Data entries

######

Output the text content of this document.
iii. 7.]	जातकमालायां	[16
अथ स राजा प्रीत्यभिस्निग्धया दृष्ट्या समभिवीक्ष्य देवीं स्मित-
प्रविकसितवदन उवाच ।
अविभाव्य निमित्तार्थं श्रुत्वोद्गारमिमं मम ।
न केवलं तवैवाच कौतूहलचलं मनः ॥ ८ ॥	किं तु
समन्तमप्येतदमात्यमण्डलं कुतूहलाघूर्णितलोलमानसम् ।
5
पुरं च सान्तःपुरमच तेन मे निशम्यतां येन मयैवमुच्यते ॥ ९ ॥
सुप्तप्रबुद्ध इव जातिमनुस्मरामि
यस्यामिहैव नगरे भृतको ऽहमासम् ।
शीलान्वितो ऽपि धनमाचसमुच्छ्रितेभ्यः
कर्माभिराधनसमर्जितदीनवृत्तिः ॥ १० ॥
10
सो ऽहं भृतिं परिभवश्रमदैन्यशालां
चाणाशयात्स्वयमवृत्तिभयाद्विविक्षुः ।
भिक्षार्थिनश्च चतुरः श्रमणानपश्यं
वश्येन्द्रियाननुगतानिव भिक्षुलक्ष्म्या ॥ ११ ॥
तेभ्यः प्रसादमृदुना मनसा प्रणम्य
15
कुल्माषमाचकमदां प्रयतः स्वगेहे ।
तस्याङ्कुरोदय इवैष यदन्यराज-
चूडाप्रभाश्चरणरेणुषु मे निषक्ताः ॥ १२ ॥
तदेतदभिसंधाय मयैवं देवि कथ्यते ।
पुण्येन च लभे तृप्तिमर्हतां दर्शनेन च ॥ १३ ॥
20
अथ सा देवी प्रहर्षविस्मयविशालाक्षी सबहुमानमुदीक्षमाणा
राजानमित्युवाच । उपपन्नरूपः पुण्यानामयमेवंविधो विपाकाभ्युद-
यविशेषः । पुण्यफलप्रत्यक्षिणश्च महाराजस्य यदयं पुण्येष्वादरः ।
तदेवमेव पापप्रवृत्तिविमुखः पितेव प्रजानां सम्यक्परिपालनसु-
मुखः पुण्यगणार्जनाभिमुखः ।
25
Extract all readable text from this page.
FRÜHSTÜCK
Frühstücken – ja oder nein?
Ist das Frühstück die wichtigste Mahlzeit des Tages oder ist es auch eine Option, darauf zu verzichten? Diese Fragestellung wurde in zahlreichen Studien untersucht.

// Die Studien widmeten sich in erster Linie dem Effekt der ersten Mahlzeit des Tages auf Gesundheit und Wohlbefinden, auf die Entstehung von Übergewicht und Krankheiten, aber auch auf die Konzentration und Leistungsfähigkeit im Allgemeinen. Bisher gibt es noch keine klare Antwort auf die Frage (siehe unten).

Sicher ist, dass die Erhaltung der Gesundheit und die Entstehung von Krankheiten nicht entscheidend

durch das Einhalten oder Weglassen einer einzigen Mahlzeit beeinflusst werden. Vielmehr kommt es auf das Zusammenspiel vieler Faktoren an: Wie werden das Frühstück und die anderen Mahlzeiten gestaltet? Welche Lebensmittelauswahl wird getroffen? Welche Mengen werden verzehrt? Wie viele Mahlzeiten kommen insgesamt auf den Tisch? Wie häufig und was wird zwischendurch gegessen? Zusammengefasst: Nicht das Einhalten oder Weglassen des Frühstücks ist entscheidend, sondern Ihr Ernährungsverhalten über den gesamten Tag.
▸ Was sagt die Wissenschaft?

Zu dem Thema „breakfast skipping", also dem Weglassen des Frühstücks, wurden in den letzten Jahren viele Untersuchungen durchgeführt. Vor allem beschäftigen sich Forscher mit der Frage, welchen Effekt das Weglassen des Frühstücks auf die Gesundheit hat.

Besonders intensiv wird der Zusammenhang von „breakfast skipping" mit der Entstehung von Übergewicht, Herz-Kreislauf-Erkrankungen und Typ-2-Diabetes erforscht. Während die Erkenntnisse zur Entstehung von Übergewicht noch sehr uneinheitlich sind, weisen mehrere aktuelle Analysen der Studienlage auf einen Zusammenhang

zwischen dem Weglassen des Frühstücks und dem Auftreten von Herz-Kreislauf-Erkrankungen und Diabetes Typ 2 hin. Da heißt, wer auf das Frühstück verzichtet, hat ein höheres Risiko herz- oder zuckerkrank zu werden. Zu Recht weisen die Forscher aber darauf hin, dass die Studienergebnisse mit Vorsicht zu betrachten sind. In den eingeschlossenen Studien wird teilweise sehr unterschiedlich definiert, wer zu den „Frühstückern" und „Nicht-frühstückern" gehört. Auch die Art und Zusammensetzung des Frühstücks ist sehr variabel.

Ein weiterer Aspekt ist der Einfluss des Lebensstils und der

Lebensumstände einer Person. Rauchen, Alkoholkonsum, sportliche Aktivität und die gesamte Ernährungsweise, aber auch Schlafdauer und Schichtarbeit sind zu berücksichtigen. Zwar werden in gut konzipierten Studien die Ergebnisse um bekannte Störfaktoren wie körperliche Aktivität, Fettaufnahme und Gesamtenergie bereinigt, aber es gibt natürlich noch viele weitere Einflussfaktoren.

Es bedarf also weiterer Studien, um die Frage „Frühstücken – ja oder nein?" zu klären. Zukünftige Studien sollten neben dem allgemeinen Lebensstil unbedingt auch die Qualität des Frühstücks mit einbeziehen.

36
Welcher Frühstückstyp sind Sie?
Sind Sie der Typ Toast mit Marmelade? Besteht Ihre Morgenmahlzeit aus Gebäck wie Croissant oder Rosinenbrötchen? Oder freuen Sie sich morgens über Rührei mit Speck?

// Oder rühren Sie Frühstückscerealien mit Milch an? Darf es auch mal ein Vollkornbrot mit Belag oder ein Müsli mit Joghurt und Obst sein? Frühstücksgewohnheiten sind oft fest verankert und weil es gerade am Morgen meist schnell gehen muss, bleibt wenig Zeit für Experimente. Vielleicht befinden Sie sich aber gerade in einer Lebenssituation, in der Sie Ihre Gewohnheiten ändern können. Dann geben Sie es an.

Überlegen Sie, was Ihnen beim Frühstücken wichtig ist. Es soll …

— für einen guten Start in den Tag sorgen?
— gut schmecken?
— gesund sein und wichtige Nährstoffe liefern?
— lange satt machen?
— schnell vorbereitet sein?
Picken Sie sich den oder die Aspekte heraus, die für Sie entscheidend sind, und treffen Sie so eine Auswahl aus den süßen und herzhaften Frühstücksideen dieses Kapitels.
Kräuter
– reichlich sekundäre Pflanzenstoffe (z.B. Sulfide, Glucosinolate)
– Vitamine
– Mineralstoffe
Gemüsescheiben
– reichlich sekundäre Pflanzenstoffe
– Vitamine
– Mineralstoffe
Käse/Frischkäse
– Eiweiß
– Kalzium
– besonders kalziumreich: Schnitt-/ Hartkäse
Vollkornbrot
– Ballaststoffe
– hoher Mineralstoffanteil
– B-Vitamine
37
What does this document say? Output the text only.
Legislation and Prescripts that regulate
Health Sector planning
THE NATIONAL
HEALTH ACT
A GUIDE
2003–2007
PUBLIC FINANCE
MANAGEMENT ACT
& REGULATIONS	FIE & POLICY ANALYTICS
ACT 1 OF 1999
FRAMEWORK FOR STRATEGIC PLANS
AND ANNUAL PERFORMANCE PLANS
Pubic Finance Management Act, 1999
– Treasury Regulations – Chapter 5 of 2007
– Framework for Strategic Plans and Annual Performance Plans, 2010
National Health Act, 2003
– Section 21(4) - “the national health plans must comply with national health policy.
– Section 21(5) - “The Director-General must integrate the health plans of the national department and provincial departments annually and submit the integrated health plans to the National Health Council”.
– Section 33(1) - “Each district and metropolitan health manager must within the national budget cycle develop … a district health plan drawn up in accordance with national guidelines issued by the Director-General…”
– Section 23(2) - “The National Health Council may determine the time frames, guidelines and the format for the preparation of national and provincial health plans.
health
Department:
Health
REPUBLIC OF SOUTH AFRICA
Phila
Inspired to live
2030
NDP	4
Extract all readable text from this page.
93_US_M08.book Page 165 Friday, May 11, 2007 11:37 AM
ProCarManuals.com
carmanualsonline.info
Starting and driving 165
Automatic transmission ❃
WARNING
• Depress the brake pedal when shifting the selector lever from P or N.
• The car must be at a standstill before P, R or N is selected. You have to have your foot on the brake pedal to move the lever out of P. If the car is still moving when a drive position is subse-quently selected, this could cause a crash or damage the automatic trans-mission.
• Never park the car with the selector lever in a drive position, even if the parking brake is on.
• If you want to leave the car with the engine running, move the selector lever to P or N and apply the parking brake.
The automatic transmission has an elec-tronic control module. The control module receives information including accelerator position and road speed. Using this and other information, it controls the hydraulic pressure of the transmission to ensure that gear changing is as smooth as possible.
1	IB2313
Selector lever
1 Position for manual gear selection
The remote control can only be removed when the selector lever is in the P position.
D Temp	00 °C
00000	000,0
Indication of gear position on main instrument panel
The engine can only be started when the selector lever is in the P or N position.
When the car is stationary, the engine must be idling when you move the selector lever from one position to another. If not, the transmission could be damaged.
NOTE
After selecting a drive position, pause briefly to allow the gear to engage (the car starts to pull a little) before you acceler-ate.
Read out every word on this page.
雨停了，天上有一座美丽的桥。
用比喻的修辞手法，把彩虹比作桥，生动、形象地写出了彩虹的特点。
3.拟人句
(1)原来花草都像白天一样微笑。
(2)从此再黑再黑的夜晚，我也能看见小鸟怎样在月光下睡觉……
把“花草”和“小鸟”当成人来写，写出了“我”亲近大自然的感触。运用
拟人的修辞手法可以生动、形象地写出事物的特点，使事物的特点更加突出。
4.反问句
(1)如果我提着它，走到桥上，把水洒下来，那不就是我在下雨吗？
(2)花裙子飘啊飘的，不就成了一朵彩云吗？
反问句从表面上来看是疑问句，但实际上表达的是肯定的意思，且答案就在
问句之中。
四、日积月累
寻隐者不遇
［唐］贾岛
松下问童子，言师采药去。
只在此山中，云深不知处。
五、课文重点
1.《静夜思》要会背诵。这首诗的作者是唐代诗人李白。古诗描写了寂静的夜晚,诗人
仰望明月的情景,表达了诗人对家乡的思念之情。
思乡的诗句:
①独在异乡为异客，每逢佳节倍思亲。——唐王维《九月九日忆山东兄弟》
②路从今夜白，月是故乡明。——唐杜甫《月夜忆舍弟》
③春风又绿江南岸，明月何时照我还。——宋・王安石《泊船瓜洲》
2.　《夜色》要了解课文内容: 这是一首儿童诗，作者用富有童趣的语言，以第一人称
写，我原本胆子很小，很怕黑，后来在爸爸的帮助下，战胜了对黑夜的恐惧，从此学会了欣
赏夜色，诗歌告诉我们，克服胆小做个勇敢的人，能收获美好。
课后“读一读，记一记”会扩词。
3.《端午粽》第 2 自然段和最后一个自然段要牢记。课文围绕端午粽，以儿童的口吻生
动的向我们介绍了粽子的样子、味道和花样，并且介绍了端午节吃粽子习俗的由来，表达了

######

## Problem details
Pick each line holding the word "Erkrankungen" out of the data and copy it.

## Exercise answer
Besonders intensiv wird der Zusammenhang von „breakfast skipping" mit der Entstehung von Übergewicht, Herz-Kreislauf-Erkrankungen und Typ-2-Diabetes erforscht. Während die Erkenntnisse zur Entstehung von Übergewicht noch sehr uneinheitlich sind, weisen mehrere aktuelle Analysen der Studienlage auf einen Zusammenhang
zwischen dem Weglassen des Frühstücks und dem Auftreten von Herz-Kreislauf-Erkrankungen und Diabetes Typ 2 hin. Da heißt, wer auf das Frühstück verzichtet, hat ein höheres Risiko herz- oder zuckerkrank zu werden. Zu Recht weisen die Forscher aber darauf hin, dass die Studienergebnisse mit Vorsicht zu betrachten sind. In den eingeschlossenen Studien wird teilweise sehr unterschiedlich definiert, wer zu den „Frühstückern" und „Nicht-frühstückern" gehört. Auch die Art und Zusammensetzung des Frühstücks ist sehr variabel.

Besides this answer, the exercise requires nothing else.